• WORK TO DO: The records below should be written out again, exactly.

• PROVIDED INFORMATION:

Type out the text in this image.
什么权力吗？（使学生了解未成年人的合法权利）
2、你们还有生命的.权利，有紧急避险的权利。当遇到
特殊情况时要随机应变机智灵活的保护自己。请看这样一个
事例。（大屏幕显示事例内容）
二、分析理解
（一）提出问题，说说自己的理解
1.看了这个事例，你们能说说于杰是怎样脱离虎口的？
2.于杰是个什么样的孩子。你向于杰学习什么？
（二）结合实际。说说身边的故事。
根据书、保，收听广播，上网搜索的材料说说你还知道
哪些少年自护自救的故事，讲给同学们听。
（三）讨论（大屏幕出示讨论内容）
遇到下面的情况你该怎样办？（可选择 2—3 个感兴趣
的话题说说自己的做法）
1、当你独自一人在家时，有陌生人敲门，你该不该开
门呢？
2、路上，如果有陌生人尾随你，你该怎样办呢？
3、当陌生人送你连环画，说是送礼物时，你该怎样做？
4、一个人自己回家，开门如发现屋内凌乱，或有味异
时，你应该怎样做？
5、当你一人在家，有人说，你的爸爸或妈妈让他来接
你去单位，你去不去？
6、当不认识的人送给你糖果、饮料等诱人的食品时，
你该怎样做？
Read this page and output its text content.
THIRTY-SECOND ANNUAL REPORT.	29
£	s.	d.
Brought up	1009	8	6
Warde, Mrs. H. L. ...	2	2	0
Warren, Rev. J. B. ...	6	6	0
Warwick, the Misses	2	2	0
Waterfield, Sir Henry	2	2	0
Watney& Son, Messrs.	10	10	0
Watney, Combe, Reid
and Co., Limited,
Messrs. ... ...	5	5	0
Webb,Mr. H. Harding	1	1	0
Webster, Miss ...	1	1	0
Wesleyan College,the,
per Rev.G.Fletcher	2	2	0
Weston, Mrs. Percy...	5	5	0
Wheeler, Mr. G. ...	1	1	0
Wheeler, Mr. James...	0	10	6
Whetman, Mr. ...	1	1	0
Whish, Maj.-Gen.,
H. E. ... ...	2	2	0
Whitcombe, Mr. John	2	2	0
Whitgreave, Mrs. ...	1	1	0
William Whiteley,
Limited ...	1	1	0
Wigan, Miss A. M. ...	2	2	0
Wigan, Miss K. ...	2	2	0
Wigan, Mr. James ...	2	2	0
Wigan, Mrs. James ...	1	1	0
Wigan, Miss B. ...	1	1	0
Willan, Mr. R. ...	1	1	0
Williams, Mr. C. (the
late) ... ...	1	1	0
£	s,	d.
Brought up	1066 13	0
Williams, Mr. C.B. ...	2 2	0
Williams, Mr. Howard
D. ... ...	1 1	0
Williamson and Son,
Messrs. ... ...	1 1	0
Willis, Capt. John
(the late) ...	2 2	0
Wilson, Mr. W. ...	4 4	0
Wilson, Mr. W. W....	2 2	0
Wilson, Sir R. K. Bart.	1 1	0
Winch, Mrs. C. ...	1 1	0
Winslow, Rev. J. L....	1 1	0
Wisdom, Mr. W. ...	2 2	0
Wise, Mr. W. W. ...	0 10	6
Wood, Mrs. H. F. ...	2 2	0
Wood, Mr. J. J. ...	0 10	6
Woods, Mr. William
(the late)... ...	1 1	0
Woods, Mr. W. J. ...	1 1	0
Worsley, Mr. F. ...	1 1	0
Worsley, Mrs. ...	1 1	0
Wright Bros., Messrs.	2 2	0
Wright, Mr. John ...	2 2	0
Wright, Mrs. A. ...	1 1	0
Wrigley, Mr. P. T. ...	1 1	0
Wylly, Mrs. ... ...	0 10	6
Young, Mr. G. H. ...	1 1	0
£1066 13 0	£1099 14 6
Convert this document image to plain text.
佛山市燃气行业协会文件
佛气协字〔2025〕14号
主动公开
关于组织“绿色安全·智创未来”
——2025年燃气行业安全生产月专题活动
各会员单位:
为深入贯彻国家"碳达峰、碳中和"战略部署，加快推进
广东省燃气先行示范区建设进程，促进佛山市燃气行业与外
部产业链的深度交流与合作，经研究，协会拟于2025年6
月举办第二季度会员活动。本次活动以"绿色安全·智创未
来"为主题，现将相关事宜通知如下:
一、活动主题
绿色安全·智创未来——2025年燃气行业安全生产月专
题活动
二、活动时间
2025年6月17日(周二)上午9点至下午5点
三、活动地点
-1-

• SOLUTION TO THE EXERCISE:
Type out the text in this image.
什么权力吗？（使学生了解未成年人的合法权利）
2、你们还有生命的.权利，有紧急避险的权利。当遇到
特殊情况时要随机应变机智灵活的保护自己。请看这样一个
事例。（大屏幕显示事例内容）
二、分析理解
（一）提出问题，说说自己的理解
1.看了这个事例，你们能说说于杰是怎样脱离虎口的？
2.于杰是个什么样的孩子。你向于杰学习什么？
（二）结合实际。说说身边的故事。
根据书、保，收听广播，上网搜索的材料说说你还知道
哪些少年自护自救的故事，讲给同学们听。
（三）讨论（大屏幕出示讨论内容）
遇到下面的情况你该怎样办？（可选择 2—3 个感兴趣
的话题说说自己的做法）
1、当你独自一人在家时，有陌生人敲门，你该不该开
门呢？
2、路上，如果有陌生人尾随你，你该怎样办呢？
3、当陌生人送你连环画，说是送礼物时，你该怎样做？
4、一个人自己回家，开门如发现屋内凌乱，或有味异
时，你应该怎样做？
5、当你一人在家，有人说，你的爸爸或妈妈让他来接
你去单位，你去不去？
6、当不认识的人送给你糖果、饮料等诱人的食品时，
你该怎样做？
Read this page and output its text content.
THIRTY-SECOND ANNUAL REPORT.	29
£	s.	d.
Brought up	1009	8	6
Warde, Mrs. H. L. ...	2	2	0
Warren, Rev. J. B. ...	6	6	0
Warwick, the Misses	2	2	0
Waterfield, Sir Henry	2	2	0
Watney& Son, Messrs.	10	10	0
Watney, Combe, Reid
and Co., Limited,
Messrs. ... ...	5	5	0
Webb,Mr. H. Harding	1	1	0
Webster, Miss ...	1	1	0
Wesleyan College,the,
per Rev.G.Fletcher	2	2	0
Weston, Mrs. Percy...	5	5	0
Wheeler, Mr. G. ...	1	1	0
Wheeler, Mr. James...	0	10	6
Whetman, Mr. ...	1	1	0
Whish, Maj.-Gen.,
H. E. ... ...	2	2	0
Whitcombe, Mr. John	2	2	0
Whitgreave, Mrs. ...	1	1	0
William Whiteley,
Limited ...	1	1	0
Wigan, Miss A. M. ...	2	2	0
Wigan, Miss K. ...	2	2	0
Wigan, Mr. James ...	2	2	0
Wigan, Mrs. James ...	1	1	0
Wigan, Miss B. ...	1	1	0
Willan, Mr. R. ...	1	1	0
Williams, Mr. C. (the
late) ... ...	1	1	0
£	s,	d.
Brought up	1066 13	0
Williams, Mr. C.B. ...	2 2	0
Williams, Mr. Howard
D. ... ...	1 1	0
Williamson and Son,
Messrs. ... ...	1 1	0
Willis, Capt. John
(the late) ...	2 2	0
Wilson, Mr. W. ...	4 4	0
Wilson, Mr. W. W....	2 2	0
Wilson, Sir R. K. Bart.	1 1	0
Winch, Mrs. C. ...	1 1	0
Winslow, Rev. J. L....	1 1	0
Wisdom, Mr. W. ...	2 2	0
Wise, Mr. W. W. ...	0 10	6
Wood, Mrs. H. F. ...	2 2	0
Wood, Mr. J. J. ...	0 10	6
Woods, Mr. William
(the late)... ...	1 1	0
Woods, Mr. W. J. ...	1 1	0
Worsley, Mr. F. ...	1 1	0
Worsley, Mrs. ...	1 1	0
Wright Bros., Messrs.	2 2	0
Wright, Mr. John ...	2 2	0
Wright, Mrs. A. ...	1 1	0
Wrigley, Mr. P. T. ...	1 1	0
Wylly, Mrs. ... ...	0 10	6
Young, Mr. G. H. ...	1 1	0
£1066 13 0	£1099 14 6
Convert this document image to plain text.
佛山市燃气行业协会文件
佛气协字〔2025〕14号
主动公开
关于组织“绿色安全·智创未来”
——2025年燃气行业安全生产月专题活动
各会员单位:
为深入贯彻国家"碳达峰、碳中和"战略部署，加快推进
广东省燃气先行示范区建设进程，促进佛山市燃气行业与外
部产业链的深度交流与合作，经研究，协会拟于2025年6
月举办第二季度会员活动。本次活动以"绿色安全·智创未
来"为主题，现将相关事宜通知如下:
一、活动主题
绿色安全·智创未来——2025年燃气行业安全生产月专
题活动
二、活动时间
2025年6月17日(周二)上午9点至下午5点
三、活动地点
-1-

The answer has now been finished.